## Instruction
Where the data below has the string "label", return the whole line.

=== Dataset rows ===

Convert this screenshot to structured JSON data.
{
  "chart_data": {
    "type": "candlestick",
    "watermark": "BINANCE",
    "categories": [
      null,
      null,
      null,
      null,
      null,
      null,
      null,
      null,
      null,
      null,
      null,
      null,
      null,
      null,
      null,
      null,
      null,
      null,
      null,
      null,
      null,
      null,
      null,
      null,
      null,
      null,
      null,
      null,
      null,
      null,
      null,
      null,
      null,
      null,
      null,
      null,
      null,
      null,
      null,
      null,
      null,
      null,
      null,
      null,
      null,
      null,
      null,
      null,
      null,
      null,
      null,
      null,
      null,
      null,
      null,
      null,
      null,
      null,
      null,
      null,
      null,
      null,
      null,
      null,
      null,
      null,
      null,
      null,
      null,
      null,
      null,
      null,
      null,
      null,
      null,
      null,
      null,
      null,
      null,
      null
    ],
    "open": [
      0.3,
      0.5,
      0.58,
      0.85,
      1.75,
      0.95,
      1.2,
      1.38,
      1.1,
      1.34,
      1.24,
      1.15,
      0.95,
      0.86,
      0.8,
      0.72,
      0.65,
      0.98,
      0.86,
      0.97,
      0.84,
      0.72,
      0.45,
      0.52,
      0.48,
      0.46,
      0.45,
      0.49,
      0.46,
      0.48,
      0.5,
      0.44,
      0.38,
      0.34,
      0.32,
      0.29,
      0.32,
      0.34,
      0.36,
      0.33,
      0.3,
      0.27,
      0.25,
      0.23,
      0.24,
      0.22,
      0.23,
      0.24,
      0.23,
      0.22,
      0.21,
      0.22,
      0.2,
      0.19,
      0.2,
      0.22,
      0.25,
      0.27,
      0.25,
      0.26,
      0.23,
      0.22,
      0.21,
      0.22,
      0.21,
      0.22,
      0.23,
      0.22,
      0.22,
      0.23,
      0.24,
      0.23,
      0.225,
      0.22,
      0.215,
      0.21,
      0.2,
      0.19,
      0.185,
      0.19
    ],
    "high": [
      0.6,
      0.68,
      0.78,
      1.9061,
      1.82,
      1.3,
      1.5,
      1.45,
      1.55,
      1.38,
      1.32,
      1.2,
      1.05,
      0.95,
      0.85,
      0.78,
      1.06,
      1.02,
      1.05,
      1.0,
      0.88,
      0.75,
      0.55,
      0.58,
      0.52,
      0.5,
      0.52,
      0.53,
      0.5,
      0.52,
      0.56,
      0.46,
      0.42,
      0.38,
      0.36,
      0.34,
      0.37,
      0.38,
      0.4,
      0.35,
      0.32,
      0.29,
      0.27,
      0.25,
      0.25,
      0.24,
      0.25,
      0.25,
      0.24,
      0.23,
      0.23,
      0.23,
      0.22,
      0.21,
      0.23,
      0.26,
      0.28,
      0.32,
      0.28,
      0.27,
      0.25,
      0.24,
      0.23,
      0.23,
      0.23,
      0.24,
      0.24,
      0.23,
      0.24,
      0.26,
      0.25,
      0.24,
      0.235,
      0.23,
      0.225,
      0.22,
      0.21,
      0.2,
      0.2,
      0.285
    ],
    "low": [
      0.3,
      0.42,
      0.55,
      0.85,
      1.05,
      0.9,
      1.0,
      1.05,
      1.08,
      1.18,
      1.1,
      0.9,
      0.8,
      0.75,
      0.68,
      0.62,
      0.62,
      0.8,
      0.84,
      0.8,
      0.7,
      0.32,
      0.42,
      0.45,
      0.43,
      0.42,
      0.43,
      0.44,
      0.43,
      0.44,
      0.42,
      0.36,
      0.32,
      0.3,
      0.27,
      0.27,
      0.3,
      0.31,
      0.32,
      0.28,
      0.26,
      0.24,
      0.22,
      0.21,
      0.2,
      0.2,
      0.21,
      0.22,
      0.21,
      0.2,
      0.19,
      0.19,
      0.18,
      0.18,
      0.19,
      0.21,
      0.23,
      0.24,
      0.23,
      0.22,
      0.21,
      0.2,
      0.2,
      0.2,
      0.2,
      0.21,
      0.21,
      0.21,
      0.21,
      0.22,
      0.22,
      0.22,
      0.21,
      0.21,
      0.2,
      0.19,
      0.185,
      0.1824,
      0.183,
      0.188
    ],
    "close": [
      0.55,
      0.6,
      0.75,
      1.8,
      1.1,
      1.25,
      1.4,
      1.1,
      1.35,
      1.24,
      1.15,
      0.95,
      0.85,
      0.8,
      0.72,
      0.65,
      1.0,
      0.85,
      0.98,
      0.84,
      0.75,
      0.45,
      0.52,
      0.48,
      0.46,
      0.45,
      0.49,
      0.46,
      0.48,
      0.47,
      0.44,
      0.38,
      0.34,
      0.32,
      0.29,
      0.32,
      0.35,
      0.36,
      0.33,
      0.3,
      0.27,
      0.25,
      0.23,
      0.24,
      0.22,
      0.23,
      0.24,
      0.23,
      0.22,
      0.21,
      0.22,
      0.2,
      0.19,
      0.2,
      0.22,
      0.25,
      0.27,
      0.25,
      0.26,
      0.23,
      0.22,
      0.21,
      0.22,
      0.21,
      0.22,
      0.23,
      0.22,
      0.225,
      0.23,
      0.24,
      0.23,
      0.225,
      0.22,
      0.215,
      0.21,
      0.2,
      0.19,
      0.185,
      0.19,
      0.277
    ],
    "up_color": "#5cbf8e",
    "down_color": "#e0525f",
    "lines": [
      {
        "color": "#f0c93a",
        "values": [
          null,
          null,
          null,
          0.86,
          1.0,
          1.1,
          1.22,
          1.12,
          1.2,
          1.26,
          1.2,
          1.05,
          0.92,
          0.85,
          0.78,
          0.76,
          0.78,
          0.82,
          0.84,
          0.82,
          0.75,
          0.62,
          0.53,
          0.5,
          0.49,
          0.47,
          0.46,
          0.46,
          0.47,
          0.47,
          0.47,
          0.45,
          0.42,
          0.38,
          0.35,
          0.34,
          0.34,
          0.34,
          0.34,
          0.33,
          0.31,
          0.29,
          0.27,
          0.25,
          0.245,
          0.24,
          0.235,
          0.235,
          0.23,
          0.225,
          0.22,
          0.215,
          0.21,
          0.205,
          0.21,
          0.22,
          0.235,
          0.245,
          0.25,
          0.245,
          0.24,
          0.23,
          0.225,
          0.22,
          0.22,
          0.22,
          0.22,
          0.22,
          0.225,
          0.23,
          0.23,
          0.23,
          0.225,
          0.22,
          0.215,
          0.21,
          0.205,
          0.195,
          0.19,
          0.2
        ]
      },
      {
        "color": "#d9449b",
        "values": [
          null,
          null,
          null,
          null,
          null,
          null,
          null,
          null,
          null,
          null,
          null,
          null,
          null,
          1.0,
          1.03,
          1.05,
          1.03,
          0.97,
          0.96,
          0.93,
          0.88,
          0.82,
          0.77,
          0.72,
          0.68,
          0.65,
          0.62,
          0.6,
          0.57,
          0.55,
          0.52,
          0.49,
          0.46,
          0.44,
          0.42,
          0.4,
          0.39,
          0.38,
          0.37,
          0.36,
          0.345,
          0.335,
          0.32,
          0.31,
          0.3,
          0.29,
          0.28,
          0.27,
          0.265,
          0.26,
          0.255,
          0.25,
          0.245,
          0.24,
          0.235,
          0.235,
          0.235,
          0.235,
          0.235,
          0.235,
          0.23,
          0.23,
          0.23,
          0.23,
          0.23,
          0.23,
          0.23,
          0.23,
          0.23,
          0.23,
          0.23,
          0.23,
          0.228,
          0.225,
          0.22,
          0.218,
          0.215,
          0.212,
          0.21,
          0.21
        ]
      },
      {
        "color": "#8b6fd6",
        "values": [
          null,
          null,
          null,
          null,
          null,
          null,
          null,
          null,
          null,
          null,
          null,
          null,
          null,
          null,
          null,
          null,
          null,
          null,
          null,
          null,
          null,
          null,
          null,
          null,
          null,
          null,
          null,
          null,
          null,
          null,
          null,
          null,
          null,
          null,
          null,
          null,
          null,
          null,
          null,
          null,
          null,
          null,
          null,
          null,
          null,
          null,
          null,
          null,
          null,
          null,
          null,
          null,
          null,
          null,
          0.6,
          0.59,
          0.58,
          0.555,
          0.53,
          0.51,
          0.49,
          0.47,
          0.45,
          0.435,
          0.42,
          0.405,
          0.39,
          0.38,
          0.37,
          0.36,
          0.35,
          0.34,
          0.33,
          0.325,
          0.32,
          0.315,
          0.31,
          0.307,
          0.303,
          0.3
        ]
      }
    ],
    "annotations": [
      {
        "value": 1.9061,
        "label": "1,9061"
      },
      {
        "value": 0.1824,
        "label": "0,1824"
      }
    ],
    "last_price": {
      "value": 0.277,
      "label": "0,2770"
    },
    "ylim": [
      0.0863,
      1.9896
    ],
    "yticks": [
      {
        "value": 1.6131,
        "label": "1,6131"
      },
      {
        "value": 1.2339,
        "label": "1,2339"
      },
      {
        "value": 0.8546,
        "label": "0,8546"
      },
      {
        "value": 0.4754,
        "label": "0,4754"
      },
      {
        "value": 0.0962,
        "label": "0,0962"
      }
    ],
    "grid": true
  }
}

===

## Answer to the task
        "label": "1,9061"
        "label": "0,1824"
      "label": "0,2770"
        "label": "1,6131"
        "label": "1,2339"
        "label": "0,8546"
        "label": "0,4754"
        "label": "0,0962"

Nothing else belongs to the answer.